## What is expected
In the passage on Coleman Hawkins, which instrument did Hawkins give up for the saxophone in the early 1920s?

## Given passage

Classic Coleman Hawkins Sessions 1922-1947

“We all had our mentors. From whom did Hawkins copy? I don’t think he copied anybody. He was a creator. He led.”
Benny Carter

“It was unnerving how intently he could listen. You’d be playing and suddenly you’d be aware of someone standing off to your right. If you looked over, you’d see him with his arms folded and his head down just a little, watching and listening to everything. He did that for as long as I knew him.”
George Duvivier

“A young tenor player was complaining to me that Coleman Hawkins made him nervous. Man, I told him Hawkins was supposed to make him nervous! Hawkins has been making other sax players nervous for forty years!”
Cannonball Adderley

“The wildcat’s loose!”
Fletcher Henderson

Coleman Hawkins single-handedly created the idiom for the tenor saxophone in jazz. Before he came to maturity, Sidney Bechet and Adrian Rollini had already taken giant steps on the soprano and bass saxophones respectively, establishing the idea that the saxophone could be used to make great jazz. It was left to Hawkins to process the innovations of Louis Armstrong in an intensely personal way, and fashion out of them his own voice.

There are very few musicians in any genre who remain protean figures for as long as Coleman Hawkins did. When he gave up the cello for the saxophone in the early 1920s, not only was his chosen instrument considered a joke at best, there was as yet no model for coherent jazz improvisation. Miraculously, at the age of 35 he would have a hit recording that remains one of the most sophisticated and challenging items ever to come remotely near the bestseller’s list. And by the age of 59 Hawkins would more than hold his own in studio encounters with John Coltrane and Sonny Rollins – both of whose careers would have been unimaginable without Hawkins’ precedent.

## Data section

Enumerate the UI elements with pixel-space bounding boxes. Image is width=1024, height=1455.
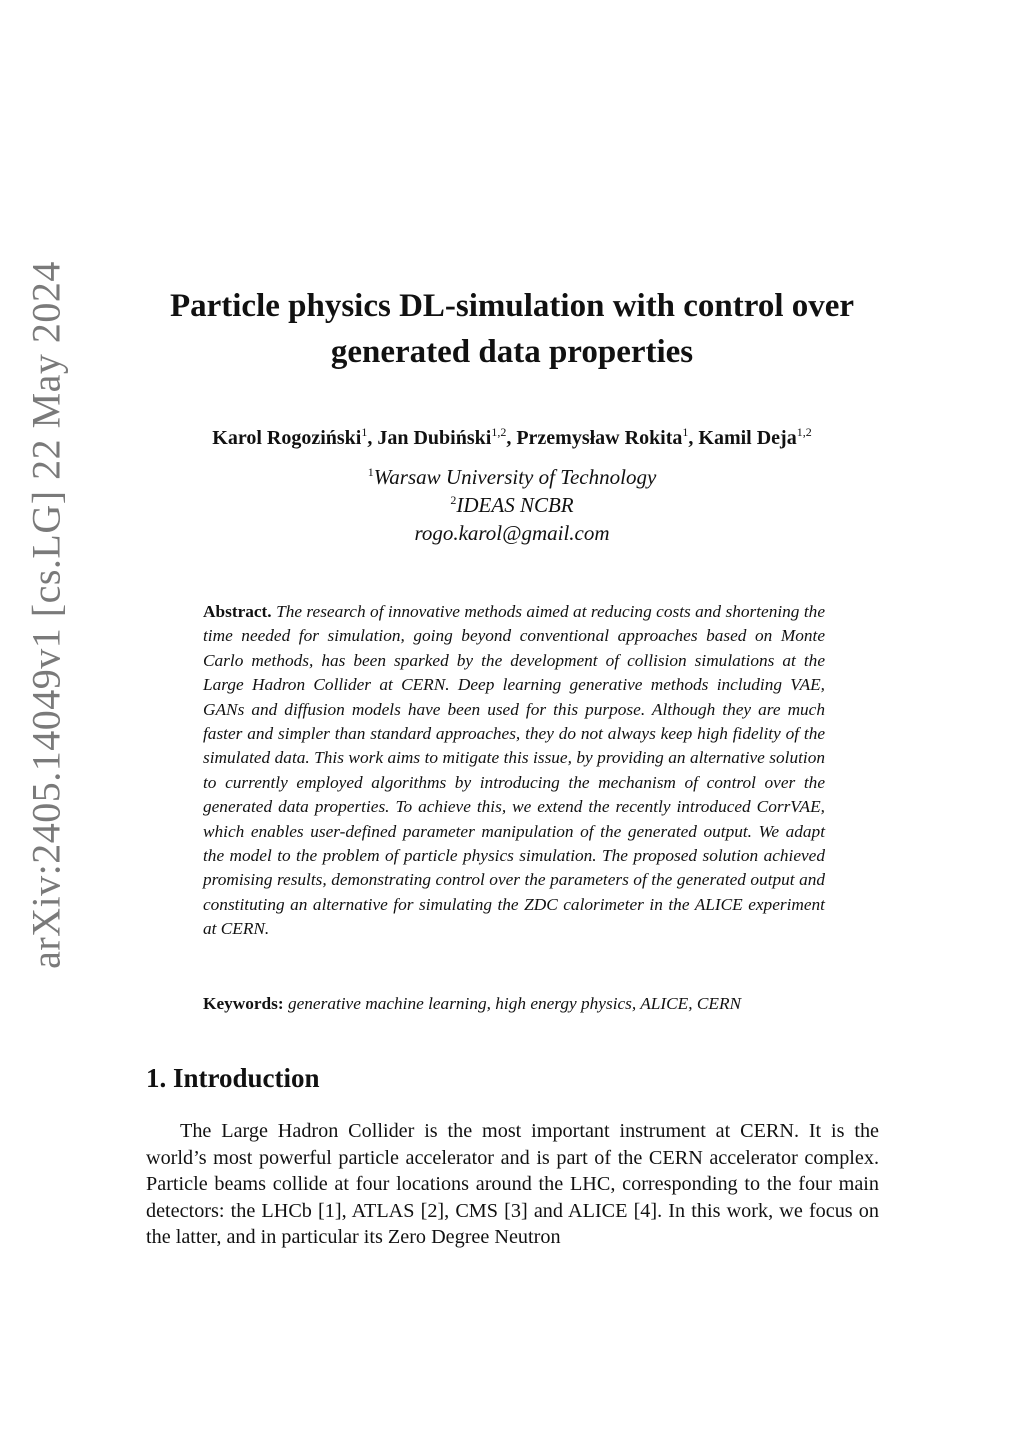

---

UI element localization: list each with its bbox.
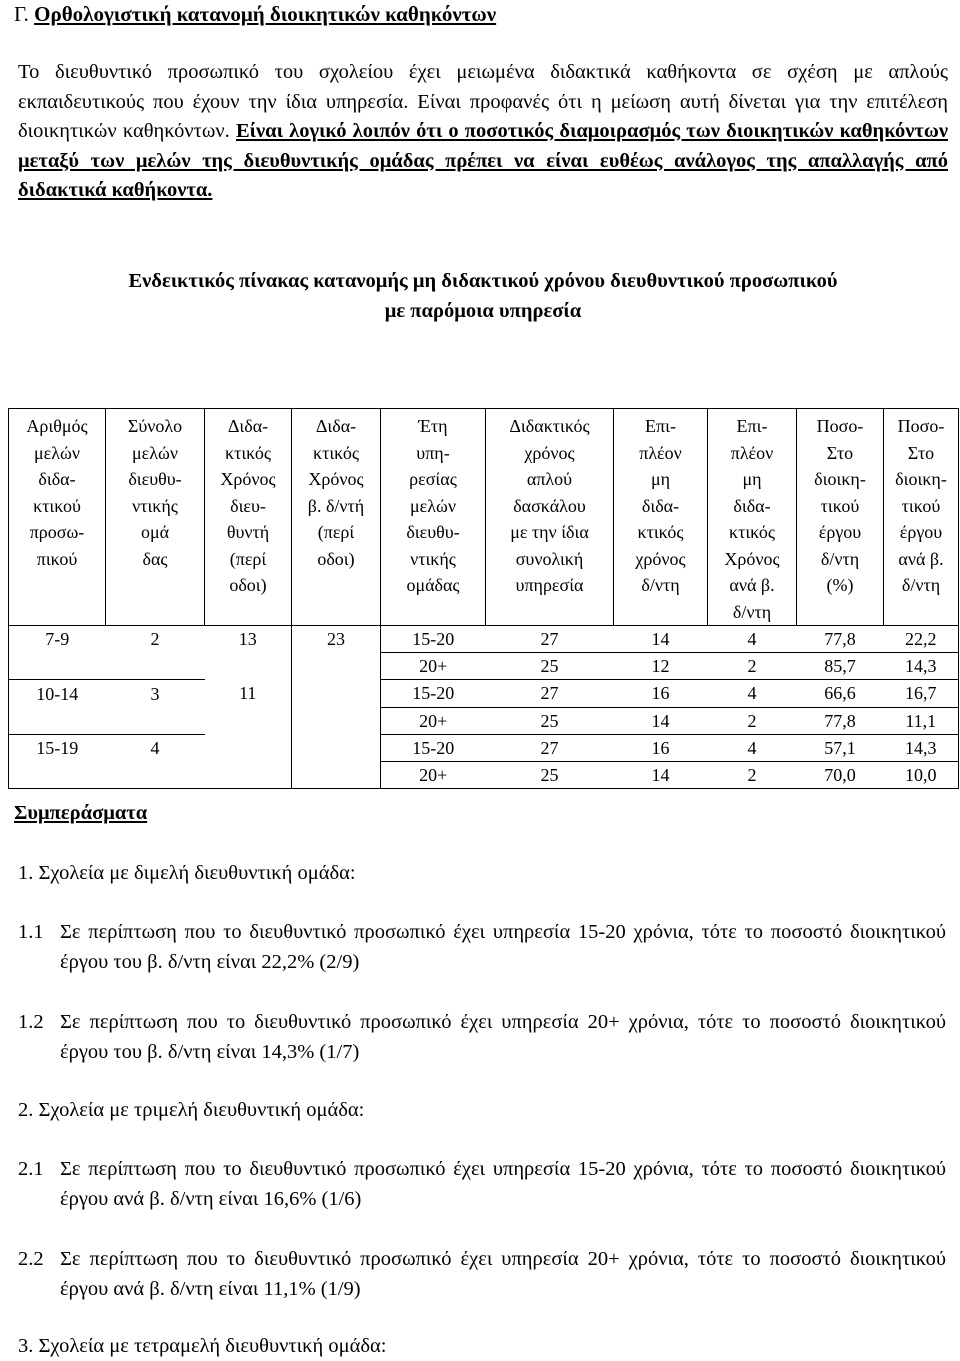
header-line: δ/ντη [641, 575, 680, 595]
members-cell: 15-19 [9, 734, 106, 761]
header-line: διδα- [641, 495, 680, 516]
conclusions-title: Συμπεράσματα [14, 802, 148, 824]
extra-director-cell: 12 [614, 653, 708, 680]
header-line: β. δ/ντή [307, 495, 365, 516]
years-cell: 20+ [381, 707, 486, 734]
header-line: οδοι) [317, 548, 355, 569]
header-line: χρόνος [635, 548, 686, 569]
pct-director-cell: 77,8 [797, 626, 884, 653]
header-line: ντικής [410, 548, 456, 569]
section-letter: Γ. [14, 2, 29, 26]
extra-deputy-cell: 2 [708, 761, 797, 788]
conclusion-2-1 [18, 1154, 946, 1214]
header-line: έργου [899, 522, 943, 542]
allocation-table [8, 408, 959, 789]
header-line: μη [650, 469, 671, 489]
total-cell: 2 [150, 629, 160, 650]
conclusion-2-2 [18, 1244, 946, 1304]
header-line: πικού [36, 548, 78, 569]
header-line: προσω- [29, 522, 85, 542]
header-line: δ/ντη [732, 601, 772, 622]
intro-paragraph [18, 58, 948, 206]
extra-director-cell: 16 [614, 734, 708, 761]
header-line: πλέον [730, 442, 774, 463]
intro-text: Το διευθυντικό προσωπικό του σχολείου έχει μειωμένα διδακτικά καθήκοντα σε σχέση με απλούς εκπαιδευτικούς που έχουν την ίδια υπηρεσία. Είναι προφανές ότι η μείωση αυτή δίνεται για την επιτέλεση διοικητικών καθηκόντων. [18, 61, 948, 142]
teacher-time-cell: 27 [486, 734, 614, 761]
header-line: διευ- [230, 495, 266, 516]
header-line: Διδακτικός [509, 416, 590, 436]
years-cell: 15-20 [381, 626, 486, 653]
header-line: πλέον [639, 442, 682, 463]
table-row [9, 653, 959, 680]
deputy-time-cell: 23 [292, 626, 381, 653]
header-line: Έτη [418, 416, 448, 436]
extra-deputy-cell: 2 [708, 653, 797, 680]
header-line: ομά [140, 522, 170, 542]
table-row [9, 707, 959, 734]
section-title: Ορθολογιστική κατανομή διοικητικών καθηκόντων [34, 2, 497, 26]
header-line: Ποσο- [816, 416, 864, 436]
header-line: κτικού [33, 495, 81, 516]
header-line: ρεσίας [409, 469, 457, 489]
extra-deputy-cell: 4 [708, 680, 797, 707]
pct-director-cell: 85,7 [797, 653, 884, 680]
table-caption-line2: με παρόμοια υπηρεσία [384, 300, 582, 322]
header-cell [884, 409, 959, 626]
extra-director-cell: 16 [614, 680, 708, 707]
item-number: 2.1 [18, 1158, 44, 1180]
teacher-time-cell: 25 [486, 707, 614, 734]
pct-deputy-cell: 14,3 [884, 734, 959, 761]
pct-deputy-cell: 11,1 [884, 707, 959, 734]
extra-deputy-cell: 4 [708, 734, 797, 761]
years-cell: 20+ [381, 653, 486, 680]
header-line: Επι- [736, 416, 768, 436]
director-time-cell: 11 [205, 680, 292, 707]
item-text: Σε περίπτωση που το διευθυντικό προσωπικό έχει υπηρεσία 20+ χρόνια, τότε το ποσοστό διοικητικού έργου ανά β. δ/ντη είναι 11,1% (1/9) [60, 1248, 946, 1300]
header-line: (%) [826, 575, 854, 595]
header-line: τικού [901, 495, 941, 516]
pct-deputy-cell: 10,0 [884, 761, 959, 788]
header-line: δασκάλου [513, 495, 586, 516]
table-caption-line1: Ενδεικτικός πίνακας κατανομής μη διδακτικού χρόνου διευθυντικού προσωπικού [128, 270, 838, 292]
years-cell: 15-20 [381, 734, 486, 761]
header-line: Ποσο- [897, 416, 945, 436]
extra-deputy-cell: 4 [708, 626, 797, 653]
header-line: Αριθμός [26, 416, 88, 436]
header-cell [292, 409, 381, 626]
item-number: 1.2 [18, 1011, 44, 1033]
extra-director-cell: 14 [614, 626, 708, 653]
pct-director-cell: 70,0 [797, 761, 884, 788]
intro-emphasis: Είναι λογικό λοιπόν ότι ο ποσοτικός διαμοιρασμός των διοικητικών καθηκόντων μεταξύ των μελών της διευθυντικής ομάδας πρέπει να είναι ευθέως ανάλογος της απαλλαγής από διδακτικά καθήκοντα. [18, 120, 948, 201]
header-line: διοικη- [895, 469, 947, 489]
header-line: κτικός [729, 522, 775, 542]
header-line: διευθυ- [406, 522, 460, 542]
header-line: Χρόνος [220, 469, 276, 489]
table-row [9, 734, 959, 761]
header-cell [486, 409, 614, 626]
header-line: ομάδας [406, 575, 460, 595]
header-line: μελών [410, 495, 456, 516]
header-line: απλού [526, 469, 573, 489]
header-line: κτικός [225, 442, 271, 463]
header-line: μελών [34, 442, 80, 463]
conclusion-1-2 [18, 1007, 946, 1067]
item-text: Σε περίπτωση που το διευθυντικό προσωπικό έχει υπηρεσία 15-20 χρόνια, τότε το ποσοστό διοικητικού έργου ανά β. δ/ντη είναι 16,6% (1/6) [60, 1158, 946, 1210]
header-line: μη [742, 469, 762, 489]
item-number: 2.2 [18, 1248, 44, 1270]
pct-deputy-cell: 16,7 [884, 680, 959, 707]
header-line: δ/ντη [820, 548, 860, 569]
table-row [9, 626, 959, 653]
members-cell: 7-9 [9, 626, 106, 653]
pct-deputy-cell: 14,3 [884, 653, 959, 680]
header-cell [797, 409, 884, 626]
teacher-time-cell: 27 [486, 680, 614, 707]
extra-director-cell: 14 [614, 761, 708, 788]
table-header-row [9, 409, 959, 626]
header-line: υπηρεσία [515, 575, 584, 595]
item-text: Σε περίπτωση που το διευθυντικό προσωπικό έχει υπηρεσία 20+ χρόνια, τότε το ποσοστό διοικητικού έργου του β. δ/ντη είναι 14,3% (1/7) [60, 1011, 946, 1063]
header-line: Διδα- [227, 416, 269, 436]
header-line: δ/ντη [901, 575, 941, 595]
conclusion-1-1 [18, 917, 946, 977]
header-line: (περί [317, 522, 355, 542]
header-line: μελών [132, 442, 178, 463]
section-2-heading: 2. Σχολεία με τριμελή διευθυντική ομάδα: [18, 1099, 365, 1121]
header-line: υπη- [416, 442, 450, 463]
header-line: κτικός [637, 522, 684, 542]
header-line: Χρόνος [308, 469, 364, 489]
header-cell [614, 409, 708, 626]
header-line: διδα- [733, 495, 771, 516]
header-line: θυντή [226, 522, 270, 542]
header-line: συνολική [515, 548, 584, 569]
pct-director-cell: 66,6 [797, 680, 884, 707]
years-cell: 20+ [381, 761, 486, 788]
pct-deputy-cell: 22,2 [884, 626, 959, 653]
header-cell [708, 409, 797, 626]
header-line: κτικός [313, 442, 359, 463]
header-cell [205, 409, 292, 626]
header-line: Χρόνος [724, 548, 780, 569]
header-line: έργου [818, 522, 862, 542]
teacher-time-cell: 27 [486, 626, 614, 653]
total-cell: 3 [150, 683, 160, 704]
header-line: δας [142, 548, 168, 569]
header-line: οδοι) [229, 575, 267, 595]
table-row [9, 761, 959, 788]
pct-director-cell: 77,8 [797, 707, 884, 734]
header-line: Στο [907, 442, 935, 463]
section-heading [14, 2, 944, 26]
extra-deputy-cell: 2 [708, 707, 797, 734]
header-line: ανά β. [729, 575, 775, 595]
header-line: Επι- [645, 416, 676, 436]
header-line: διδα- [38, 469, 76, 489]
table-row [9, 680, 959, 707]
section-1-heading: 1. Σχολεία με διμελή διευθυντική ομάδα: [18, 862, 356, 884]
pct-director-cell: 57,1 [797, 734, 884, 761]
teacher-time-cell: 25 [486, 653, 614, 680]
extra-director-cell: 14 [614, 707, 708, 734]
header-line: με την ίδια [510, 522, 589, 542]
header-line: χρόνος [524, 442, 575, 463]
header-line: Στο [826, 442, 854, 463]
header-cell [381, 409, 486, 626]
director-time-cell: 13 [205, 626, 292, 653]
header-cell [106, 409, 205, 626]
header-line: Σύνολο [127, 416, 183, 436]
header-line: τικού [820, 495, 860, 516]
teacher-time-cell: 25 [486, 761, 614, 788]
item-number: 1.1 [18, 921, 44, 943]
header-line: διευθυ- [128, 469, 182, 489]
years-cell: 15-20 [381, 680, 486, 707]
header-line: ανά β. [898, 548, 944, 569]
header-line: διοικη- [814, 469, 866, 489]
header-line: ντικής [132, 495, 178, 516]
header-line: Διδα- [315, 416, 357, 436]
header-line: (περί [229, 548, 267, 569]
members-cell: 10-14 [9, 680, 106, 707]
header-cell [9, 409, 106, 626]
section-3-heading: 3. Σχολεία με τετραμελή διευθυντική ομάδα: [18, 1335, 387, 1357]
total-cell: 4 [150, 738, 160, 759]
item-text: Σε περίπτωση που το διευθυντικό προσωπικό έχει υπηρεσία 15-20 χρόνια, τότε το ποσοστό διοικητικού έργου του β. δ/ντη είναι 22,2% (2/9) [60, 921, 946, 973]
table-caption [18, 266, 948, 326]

## Answer to the problem
The cello.